┌──
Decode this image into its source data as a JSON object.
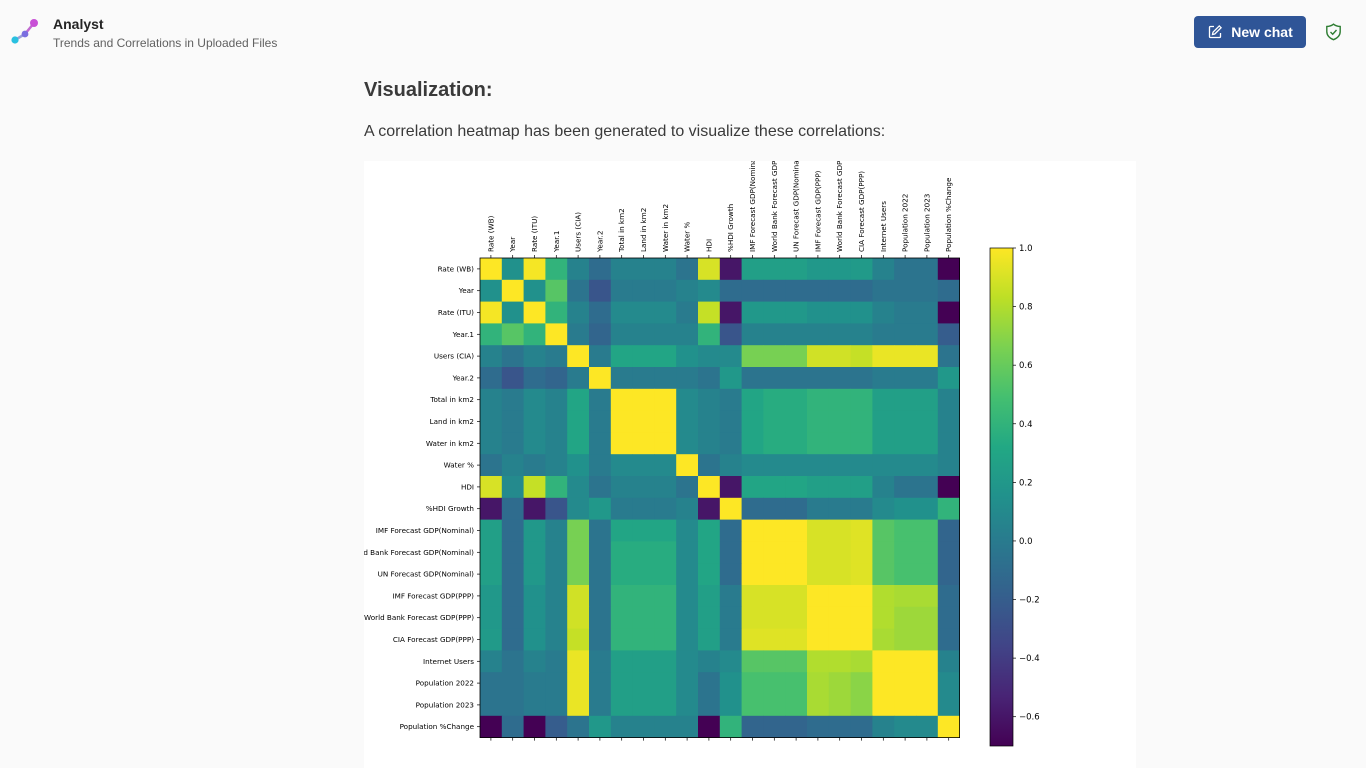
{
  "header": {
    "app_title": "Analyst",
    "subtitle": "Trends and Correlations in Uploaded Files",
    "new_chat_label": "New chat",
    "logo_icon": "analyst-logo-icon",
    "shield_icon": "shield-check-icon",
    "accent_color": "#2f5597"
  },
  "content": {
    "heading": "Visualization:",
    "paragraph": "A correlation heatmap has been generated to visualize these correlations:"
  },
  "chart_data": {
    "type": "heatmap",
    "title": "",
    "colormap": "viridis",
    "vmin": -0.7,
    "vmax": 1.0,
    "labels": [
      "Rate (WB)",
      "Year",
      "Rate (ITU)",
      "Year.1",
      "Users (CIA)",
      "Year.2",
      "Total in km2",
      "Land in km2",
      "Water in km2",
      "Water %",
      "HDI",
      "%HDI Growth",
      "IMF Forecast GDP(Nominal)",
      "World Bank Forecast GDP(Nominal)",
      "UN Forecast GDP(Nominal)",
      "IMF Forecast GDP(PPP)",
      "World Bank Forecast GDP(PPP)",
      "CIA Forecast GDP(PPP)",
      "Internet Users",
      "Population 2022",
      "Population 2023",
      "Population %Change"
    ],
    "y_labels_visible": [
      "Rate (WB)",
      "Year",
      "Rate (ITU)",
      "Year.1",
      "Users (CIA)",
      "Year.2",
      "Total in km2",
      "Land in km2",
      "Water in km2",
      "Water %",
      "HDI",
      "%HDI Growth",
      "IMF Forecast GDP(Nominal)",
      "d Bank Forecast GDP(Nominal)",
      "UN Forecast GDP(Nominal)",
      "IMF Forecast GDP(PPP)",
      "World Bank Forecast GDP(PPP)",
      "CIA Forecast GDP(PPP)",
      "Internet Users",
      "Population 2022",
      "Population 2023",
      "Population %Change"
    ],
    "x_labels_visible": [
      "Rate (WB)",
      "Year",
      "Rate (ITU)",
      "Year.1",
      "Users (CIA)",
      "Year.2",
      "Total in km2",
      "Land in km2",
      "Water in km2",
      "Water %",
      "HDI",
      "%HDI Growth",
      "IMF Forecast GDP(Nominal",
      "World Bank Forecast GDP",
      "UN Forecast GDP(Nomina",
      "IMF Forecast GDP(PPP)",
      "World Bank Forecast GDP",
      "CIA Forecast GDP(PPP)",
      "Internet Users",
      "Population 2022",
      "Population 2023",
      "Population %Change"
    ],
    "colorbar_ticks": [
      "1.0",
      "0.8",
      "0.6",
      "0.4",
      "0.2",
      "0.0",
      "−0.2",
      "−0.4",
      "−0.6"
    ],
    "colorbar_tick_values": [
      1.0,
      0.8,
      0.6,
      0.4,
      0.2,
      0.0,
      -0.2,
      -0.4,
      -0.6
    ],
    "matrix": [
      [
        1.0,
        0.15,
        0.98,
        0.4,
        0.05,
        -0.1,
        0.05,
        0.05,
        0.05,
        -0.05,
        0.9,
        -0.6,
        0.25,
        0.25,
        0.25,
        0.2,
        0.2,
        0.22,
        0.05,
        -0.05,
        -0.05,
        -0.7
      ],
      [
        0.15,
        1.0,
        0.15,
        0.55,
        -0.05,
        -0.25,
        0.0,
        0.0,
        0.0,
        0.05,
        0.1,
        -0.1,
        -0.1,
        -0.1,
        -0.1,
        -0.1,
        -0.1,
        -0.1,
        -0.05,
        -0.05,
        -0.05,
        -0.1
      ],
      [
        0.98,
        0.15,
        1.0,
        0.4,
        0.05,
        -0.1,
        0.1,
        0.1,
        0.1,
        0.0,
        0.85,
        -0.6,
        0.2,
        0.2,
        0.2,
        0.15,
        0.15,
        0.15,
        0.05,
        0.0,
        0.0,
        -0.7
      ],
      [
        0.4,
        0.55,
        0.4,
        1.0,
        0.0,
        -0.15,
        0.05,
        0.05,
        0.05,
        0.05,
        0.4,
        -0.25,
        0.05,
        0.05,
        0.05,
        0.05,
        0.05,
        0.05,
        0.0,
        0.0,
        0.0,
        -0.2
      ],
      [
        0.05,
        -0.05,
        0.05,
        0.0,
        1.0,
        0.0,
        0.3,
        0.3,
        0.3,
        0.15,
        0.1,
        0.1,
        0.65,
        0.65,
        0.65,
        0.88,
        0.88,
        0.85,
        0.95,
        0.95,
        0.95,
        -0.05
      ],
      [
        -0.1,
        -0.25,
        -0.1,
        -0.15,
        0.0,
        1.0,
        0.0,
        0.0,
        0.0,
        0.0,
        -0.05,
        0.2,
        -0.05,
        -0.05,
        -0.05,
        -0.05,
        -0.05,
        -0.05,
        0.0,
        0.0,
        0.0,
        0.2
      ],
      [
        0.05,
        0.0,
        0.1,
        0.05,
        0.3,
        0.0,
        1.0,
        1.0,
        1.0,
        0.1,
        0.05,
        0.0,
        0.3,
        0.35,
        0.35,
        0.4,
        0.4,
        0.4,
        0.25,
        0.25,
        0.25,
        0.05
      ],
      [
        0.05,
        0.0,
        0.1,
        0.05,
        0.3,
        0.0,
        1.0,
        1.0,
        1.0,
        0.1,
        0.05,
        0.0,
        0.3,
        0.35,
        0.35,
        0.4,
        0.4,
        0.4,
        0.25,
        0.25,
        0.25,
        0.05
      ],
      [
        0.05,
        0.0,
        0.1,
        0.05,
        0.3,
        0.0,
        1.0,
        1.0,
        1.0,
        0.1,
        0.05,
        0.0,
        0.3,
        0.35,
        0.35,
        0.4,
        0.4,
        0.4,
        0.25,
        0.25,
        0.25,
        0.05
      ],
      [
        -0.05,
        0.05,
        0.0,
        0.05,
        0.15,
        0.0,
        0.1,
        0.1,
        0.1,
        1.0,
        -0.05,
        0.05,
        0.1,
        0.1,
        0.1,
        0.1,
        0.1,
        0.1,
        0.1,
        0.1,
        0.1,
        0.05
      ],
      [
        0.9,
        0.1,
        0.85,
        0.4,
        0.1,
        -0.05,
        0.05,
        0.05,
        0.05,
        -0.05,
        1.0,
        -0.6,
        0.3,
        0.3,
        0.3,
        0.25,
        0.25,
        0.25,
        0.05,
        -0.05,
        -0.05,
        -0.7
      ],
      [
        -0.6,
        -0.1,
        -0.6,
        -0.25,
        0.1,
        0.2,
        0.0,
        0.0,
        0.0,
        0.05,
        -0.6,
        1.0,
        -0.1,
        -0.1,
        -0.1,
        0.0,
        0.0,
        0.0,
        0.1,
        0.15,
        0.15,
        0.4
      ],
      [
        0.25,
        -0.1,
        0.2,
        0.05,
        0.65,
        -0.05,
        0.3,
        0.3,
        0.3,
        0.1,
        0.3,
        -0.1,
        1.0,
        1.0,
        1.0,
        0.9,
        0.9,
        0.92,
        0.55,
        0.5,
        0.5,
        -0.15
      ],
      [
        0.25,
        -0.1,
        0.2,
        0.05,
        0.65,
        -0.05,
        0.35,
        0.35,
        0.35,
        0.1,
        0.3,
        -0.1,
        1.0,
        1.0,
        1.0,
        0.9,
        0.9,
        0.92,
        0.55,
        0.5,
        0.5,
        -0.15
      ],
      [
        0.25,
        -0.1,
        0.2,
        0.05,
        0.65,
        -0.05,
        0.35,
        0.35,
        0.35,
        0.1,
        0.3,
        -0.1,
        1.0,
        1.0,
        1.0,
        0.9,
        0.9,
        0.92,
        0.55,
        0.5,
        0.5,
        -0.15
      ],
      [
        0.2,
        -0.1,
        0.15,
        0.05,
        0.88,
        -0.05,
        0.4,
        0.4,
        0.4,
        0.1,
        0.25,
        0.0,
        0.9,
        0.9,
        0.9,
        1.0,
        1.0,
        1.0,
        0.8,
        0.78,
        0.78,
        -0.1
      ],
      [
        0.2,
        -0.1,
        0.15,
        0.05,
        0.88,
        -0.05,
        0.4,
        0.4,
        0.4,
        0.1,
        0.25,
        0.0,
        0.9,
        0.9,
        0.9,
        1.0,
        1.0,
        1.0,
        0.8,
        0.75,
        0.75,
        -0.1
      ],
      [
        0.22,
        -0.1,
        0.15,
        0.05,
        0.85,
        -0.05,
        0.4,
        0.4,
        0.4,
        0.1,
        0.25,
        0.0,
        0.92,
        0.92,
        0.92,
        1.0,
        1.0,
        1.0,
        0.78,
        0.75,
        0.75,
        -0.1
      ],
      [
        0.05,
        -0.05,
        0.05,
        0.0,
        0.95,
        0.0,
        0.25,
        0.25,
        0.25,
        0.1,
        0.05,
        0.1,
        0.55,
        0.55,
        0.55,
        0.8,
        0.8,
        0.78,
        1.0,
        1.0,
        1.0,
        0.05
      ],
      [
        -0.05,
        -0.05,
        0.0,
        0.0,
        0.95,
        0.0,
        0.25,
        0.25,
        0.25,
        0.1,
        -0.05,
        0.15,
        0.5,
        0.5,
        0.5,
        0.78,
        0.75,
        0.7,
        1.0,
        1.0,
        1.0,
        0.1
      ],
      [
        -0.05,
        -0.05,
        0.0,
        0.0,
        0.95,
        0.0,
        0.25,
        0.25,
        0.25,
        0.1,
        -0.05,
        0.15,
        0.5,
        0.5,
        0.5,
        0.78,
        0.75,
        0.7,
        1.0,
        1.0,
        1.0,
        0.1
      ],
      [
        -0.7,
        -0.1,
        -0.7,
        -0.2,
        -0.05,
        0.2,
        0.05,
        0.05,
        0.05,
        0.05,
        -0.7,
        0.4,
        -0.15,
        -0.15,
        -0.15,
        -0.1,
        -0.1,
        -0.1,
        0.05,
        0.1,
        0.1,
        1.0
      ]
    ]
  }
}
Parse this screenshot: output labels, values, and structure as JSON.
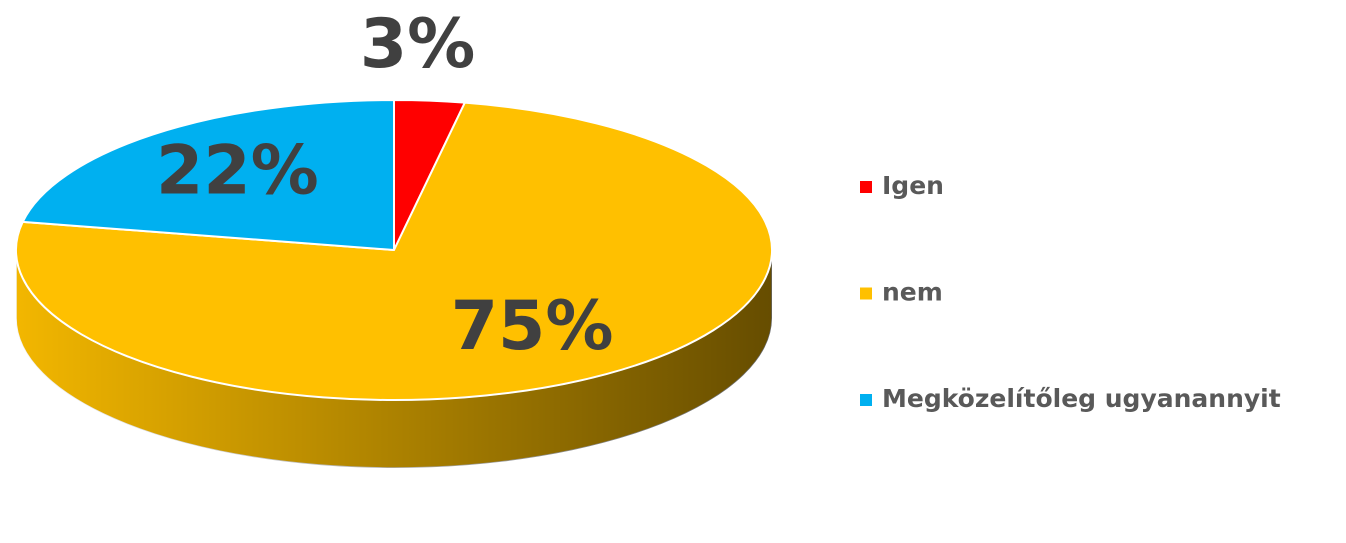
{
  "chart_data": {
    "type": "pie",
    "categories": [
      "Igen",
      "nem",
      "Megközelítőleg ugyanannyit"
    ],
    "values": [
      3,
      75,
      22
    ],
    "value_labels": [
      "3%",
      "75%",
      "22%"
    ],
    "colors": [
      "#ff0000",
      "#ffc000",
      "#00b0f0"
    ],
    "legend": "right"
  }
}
└──
§ **Requirement**: How many lines of the listing above include the word "JSON"? State the number and nothing else.

§ **Solution below**: 2